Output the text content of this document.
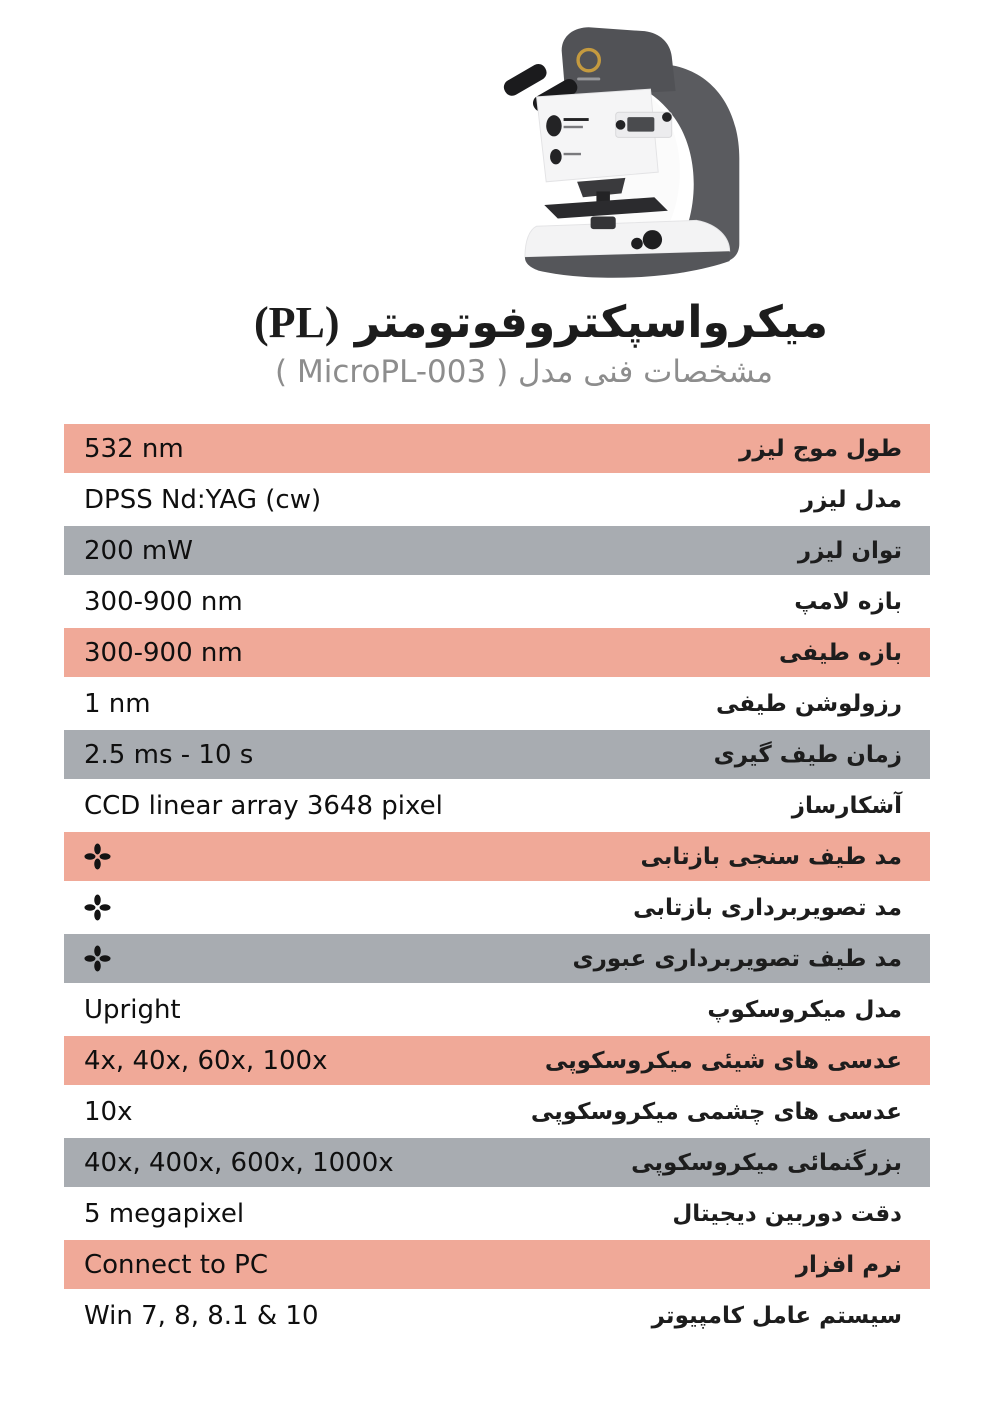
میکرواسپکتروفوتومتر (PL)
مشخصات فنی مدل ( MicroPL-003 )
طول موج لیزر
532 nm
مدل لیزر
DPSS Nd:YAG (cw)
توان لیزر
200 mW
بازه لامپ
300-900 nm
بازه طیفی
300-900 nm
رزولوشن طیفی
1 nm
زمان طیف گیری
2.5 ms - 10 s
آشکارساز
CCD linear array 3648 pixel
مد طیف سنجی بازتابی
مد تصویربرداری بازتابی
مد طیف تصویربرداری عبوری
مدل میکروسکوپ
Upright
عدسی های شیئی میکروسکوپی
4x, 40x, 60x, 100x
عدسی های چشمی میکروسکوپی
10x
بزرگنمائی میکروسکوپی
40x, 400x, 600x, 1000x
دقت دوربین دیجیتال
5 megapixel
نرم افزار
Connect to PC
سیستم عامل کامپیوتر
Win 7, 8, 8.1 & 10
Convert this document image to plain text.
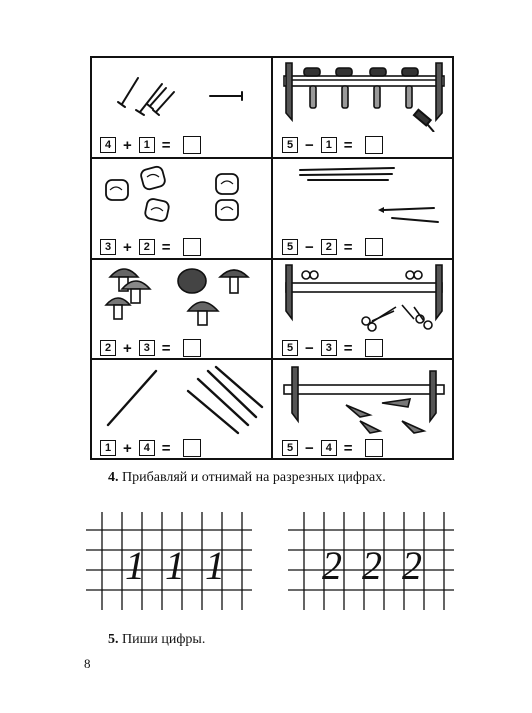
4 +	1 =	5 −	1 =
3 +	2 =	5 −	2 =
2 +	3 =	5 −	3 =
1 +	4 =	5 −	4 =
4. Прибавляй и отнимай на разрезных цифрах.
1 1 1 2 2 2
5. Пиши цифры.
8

+-------+

Description of the task. Write out each line again precisely as it appears, skipping every picture.

Problem solution.
Output the text content of this document.
میکرواسپکتروفوتومتر (PL)
مشخصات فنی مدل ( MicroPL-003 )
طول موج لیزر
532 nm
مدل لیزر
DPSS Nd:YAG (cw)
توان لیزر
200 mW
بازه لامپ
300-900 nm
بازه طیفی
300-900 nm
رزولوشن طیفی
1 nm
زمان طیف گیری
2.5 ms - 10 s
آشکارساز
CCD linear array 3648 pixel
مد طیف سنجی بازتابی
مد تصویربرداری بازتابی
مد طیف تصویربرداری عبوری
مدل میکروسکوپ
Upright
عدسی های شیئی میکروسکوپی
4x, 40x, 60x, 100x
عدسی های چشمی میکروسکوپی
10x
بزرگنمائی میکروسکوپی
40x, 400x, 600x, 1000x
دقت دوربین دیجیتال
5 megapixel
نرم افزار
Connect to PC
سیستم عامل کامپیوتر
Win 7, 8, 8.1 & 10
Convert this document image to plain text.
4 +	1 =	5 −	1 =
3 +	2 =	5 −	2 =
2 +	3 =	5 −	3 =
1 +	4 =	5 −	4 =
4. Прибавляй и отнимай на разрезных цифрах.
1 1 1 2 2 2
5. Пиши цифры.
8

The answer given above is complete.